Copy out each line that mentions the word "document".
========================
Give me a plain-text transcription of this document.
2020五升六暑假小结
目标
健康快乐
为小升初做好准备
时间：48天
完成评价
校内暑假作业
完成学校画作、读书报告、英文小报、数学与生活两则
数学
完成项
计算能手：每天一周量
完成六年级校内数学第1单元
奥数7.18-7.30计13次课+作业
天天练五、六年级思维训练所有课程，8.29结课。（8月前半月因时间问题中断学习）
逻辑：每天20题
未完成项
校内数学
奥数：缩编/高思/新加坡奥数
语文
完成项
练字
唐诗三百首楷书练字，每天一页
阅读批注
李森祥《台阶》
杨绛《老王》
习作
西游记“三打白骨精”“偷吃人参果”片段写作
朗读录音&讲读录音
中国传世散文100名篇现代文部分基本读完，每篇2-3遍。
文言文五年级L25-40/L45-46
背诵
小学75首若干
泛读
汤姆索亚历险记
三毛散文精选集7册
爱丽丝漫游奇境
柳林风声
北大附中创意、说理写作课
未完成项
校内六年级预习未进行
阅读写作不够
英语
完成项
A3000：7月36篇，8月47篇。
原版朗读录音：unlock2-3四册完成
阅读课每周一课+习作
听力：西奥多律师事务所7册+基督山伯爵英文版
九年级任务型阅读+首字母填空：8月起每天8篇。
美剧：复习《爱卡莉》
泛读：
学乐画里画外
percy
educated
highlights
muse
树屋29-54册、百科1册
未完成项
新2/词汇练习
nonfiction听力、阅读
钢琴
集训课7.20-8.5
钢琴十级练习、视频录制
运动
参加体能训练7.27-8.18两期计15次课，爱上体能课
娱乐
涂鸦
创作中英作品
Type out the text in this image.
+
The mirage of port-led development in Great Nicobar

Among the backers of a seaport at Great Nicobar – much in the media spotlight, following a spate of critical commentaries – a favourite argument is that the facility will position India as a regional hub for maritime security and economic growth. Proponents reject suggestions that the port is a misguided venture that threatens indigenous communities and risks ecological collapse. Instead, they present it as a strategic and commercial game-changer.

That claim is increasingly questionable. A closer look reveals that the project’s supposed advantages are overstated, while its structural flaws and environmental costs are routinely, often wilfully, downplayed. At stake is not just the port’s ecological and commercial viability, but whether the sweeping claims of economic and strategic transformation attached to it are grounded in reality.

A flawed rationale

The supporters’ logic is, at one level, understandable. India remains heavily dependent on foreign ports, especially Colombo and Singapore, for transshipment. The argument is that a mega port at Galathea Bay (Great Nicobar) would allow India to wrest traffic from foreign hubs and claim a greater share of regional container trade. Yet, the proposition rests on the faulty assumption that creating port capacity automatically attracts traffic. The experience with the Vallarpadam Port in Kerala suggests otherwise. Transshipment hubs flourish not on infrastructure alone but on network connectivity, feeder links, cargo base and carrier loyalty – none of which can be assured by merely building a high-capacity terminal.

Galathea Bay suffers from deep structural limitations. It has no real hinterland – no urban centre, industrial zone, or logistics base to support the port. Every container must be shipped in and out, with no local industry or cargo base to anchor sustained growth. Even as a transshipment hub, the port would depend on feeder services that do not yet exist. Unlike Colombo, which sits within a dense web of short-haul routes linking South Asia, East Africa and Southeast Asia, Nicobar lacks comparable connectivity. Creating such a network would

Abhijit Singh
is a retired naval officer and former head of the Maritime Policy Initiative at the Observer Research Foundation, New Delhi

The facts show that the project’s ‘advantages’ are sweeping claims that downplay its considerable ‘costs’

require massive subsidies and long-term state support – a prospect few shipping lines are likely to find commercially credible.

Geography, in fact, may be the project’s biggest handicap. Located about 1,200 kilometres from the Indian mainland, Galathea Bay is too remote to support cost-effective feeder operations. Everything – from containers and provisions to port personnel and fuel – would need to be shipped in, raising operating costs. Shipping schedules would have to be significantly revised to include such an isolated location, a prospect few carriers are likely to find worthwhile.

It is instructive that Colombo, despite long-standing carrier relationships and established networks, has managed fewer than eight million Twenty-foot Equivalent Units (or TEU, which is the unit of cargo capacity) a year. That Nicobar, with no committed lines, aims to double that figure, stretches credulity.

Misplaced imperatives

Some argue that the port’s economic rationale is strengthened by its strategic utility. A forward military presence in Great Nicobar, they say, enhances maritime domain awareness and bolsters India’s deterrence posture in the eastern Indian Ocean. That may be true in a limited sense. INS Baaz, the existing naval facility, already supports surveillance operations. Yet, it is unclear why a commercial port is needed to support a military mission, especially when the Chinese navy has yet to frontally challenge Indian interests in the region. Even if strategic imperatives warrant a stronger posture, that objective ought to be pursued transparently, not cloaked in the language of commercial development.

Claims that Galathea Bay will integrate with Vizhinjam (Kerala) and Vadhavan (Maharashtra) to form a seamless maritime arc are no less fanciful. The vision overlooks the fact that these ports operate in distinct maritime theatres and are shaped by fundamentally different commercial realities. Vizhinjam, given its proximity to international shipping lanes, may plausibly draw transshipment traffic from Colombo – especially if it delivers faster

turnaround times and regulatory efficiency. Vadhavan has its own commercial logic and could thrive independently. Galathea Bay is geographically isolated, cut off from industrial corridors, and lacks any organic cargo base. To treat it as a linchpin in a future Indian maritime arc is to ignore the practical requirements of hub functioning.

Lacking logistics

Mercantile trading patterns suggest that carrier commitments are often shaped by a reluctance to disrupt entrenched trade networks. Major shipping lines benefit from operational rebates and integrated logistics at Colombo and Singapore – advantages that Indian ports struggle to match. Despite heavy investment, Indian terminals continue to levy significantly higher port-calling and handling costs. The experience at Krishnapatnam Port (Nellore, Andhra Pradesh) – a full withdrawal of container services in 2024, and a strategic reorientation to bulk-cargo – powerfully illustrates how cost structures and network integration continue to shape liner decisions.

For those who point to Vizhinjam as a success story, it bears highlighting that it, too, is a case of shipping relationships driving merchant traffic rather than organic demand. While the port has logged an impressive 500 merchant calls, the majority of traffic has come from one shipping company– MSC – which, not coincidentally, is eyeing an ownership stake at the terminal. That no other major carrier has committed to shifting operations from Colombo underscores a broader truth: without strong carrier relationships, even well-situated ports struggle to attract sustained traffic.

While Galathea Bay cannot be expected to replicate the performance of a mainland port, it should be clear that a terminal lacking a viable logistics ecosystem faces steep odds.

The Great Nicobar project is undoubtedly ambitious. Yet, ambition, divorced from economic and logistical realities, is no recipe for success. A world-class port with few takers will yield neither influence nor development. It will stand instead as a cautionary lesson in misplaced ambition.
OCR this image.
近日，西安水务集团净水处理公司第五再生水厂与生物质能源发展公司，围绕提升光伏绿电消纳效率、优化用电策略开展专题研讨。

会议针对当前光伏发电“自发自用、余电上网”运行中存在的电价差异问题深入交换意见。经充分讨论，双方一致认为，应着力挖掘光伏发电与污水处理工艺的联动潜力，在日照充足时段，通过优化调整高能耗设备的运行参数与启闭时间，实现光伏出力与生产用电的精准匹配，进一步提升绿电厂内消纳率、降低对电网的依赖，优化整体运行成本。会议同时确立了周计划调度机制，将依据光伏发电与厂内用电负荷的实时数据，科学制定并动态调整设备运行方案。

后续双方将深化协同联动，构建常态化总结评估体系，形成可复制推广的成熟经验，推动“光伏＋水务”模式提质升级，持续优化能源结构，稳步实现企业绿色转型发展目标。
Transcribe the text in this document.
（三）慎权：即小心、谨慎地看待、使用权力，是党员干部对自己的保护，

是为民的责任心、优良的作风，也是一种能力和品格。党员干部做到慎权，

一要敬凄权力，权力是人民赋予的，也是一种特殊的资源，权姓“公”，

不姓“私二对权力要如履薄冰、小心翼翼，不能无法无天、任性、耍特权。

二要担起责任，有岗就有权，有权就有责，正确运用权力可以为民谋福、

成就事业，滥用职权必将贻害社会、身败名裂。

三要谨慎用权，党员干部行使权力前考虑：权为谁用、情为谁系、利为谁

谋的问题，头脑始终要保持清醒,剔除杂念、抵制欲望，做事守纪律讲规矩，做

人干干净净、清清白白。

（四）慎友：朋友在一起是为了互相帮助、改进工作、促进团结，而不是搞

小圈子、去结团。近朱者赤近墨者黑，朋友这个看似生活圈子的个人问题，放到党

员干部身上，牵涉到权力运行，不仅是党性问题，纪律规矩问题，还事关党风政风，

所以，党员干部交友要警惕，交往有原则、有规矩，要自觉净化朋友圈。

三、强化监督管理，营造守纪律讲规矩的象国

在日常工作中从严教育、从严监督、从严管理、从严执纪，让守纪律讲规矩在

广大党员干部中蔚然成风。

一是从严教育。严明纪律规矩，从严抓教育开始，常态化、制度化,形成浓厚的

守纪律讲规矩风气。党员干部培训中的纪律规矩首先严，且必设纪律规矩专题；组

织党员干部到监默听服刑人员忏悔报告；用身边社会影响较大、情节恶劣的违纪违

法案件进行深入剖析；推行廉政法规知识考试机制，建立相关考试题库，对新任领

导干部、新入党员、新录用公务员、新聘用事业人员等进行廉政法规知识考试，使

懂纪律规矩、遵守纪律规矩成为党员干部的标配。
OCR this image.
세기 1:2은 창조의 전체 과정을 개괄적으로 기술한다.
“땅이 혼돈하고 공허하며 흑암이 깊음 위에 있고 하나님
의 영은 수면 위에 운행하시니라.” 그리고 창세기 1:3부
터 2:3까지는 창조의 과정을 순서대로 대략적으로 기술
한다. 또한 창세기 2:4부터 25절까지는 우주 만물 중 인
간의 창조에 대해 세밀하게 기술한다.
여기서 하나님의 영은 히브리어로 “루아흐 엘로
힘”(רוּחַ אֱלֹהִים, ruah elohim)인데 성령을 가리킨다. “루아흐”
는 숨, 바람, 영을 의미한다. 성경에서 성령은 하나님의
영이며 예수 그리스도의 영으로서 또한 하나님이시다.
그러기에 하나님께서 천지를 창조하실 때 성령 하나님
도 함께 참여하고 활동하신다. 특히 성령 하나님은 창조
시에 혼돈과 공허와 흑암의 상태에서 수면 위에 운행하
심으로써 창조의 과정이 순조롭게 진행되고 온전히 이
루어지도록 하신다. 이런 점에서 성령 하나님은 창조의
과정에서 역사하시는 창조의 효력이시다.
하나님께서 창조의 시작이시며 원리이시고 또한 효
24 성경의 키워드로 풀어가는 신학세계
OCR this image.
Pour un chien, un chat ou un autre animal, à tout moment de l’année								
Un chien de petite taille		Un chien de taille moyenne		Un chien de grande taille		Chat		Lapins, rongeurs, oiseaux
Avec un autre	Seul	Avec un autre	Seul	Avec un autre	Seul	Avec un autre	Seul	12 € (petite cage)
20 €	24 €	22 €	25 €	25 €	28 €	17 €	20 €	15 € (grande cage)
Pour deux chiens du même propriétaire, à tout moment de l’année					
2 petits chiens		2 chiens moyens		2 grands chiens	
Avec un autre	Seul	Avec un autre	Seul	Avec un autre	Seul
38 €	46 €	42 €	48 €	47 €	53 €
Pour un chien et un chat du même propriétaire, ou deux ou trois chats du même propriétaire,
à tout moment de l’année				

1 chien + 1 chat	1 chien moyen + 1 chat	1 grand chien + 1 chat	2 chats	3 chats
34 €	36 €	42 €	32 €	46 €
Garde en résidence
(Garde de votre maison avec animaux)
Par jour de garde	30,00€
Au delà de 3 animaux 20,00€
========================
→ **Right answer**:
Give me a plain-text transcription of this document.
Transcribe the text in this document.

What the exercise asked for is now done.